* BEGIN Data *

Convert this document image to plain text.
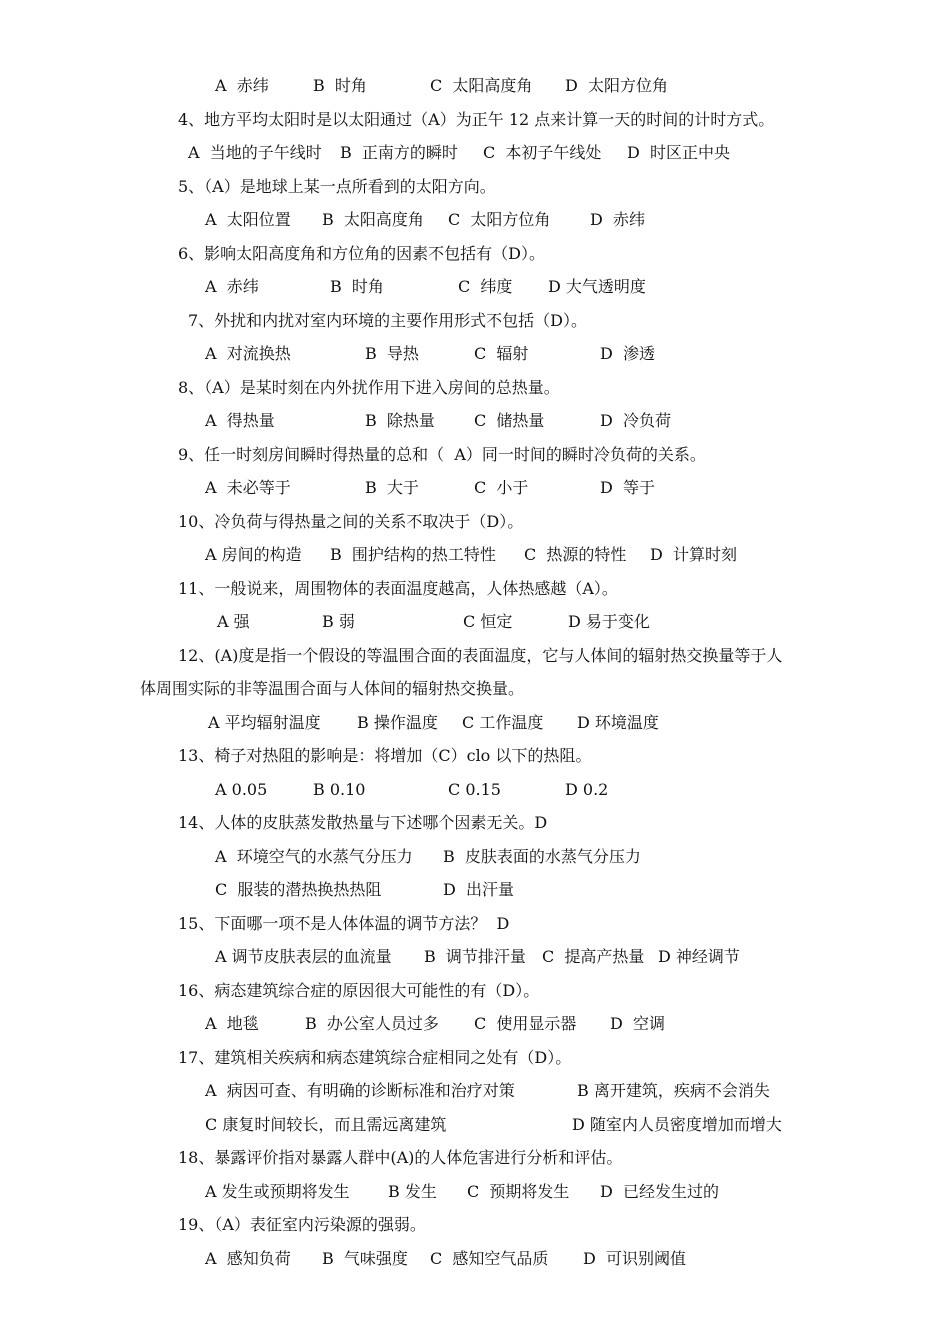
A  赤纬	B  时角	C  太阳高度角 D  太阳方位角
4、地方平均太阳时是以太阳通过（A）为正午 12 点来计算一天的时间的计时方式。
A  当地的子午线时 B  正南方的瞬时 C  本初子午线处 D  时区正中央
5、（A）是地球上某一点所看到的太阳方向。
A  太阳位置 B  太阳高度角 C  太阳方位角 D  赤纬
6、影响太阳高度角和方位角的因素不包括有（D）。
A  赤纬	B  时角	C  纬度 D 大气透明度
7、外扰和内扰对室内环境的主要作用形式不包括（D）。
A  对流换热	B  导热	C  辐射	D  渗透
8、（A）是某时刻在内外扰作用下进入房间的总热量。
A  得热量	B  除热量 C  储热量	D  冷负荷
9、任一时刻房间瞬时得热量的总和（  A）同一时间的瞬时冷负荷的关系。
A  未必等于	B  大于	C  小于	D  等于
10、冷负荷与得热量之间的关系不取决于（D）。
A 房间的构造 B  围护结构的热工特性 C  热源的特性 D  计算时刻
11、一般说来，周围物体的表面温度越高，人体热感越（A）。
A 强	B 弱	C 恒定	D 易于变化
12、(A)度是指一个假设的等温围合面的表面温度，它与人体间的辐射热交换量等于人
体周围实际的非等温围合面与人体间的辐射热交换量。
A 平均辐射温度 B 操作温度 C 工作温度 D 环境温度
13、椅子对热阻的影响是：将增加（C）clo 以下的热阻。
A 0.05	B 0.10	C 0.15	D 0.2
14、人体的皮肤蒸发散热量与下述哪个因素无关。D
A  环境空气的水蒸气分压力 B  皮肤表面的水蒸气分压力
C  服装的潜热换热热阻	D  出汗量
15、下面哪一项不是人体体温的调节方法？  D
A 调节皮肤表层的血流量 B  调节排汗量 C  提高产热量 D 神经调节
16、病态建筑综合症的原因很大可能性的有（D）。
A  地毯	B  办公室人员过多 C  使用显示器 D  空调
17、建筑相关疾病和病态建筑综合症相同之处有（D）。
A  病因可查、有明确的诊断标准和治疗对策	B 离开建筑，疾病不会消失
C 康复时间较长，而且需远离建筑	D 随室内人员密度增加而增大
18、暴露评价指对暴露人群中(A)的人体危害进行分析和评估。
A 发生或预期将发生 B 发生 C  预期将发生 D  已经发生过的
19、（A）表征室内污染源的强弱。
A  感知负荷 B  气味强度 C  感知空气品质 D  可识别阈值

* END Data *

**Stated problem:** The answer is one number: how many lines of the material above contain "太阳方位角".

**Task result:** 2